** start **

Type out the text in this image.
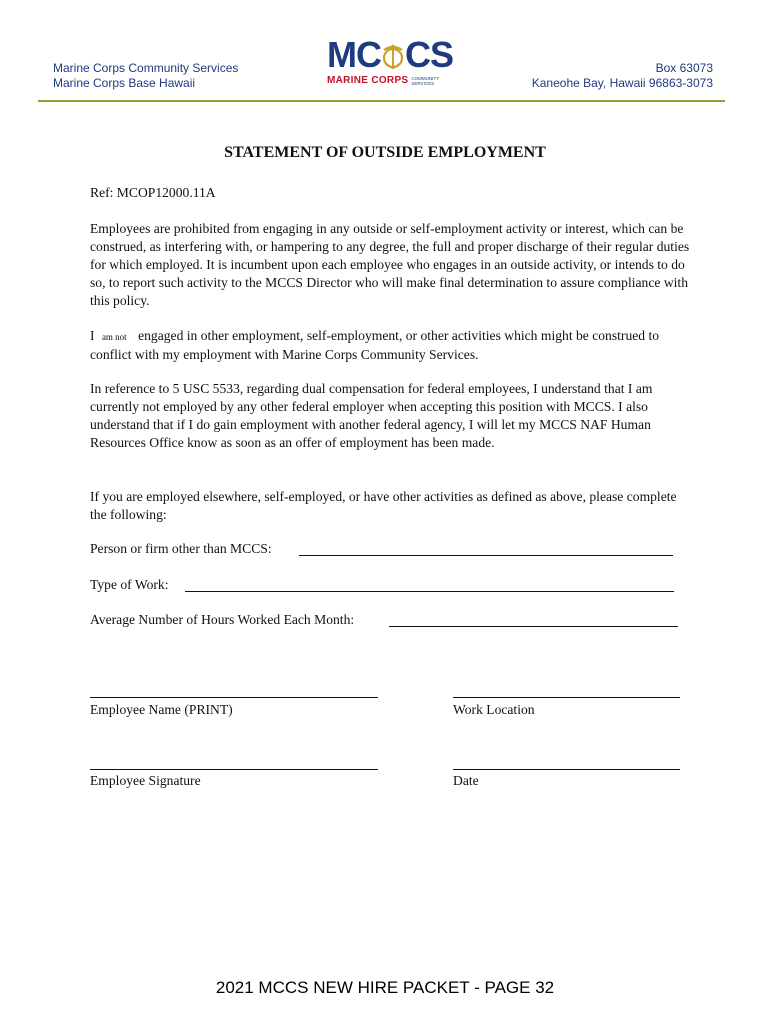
Marine Corps Community Services
Marine Corps Base Hawaii
MC CS
MARINE CORPS COMMUNITY
SERVICES
Box 63073
Kaneohe Bay, Hawaii 96863-3073
STATEMENT OF OUTSIDE EMPLOYMENT
Ref: MCOP12000.11A
Employees are prohibited from engaging in any outside or self-employment activity or interest, which can be construed, as interfering with, or hampering to any degree, the full and proper discharge of their regular duties for which employed. It is incumbent upon each employee who engages in an outside activity, or intends to do so, to report such activity to the MCCS Director who will make final determination to assure compliance with this policy.
I am not engaged in other employment, self-employment, or other activities which might be construed to conflict with my employment with Marine Corps Community Services.
In reference to 5 USC 5533, regarding dual compensation for federal employees, I understand that I am currently not employed by any other federal employer when accepting this position with MCCS. I also understand that if I do gain employment with another federal agency, I will let my MCCS NAF Human Resources Office know as soon as an offer of employment has been made.
If you are employed elsewhere, self-employed, or have other activities as defined as above, please complete the following:
Person or firm other than MCCS:
Type of Work:
Average Number of Hours Worked Each Month:
Employee Name (PRINT)	Work Location
Employee Signature	Date
2021 MCCS NEW HIRE PACKET - PAGE 32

** end **

**WORK INSTRUCTIONS:** Leave out the pictures and reproduce the rest of the listing exactly.

**RESPONSE:**
Type out the text in this image.
Marine Corps Community Services
Marine Corps Base Hawaii
MC CS
MARINE CORPS COMMUNITY
SERVICES
Box 63073
Kaneohe Bay, Hawaii 96863-3073
STATEMENT OF OUTSIDE EMPLOYMENT
Ref: MCOP12000.11A
Employees are prohibited from engaging in any outside or self-employment activity or interest, which can be construed, as interfering with, or hampering to any degree, the full and proper discharge of their regular duties for which employed. It is incumbent upon each employee who engages in an outside activity, or intends to do so, to report such activity to the MCCS Director who will make final determination to assure compliance with this policy.
I am not engaged in other employment, self-employment, or other activities which might be construed to conflict with my employment with Marine Corps Community Services.
In reference to 5 USC 5533, regarding dual compensation for federal employees, I understand that I am currently not employed by any other federal employer when accepting this position with MCCS. I also understand that if I do gain employment with another federal agency, I will let my MCCS NAF Human Resources Office know as soon as an offer of employment has been made.
If you are employed elsewhere, self-employed, or have other activities as defined as above, please complete the following:
Person or firm other than MCCS:
Type of Work:
Average Number of Hours Worked Each Month:
Employee Name (PRINT)	Work Location
Employee Signature	Date
2021 MCCS NEW HIRE PACKET - PAGE 32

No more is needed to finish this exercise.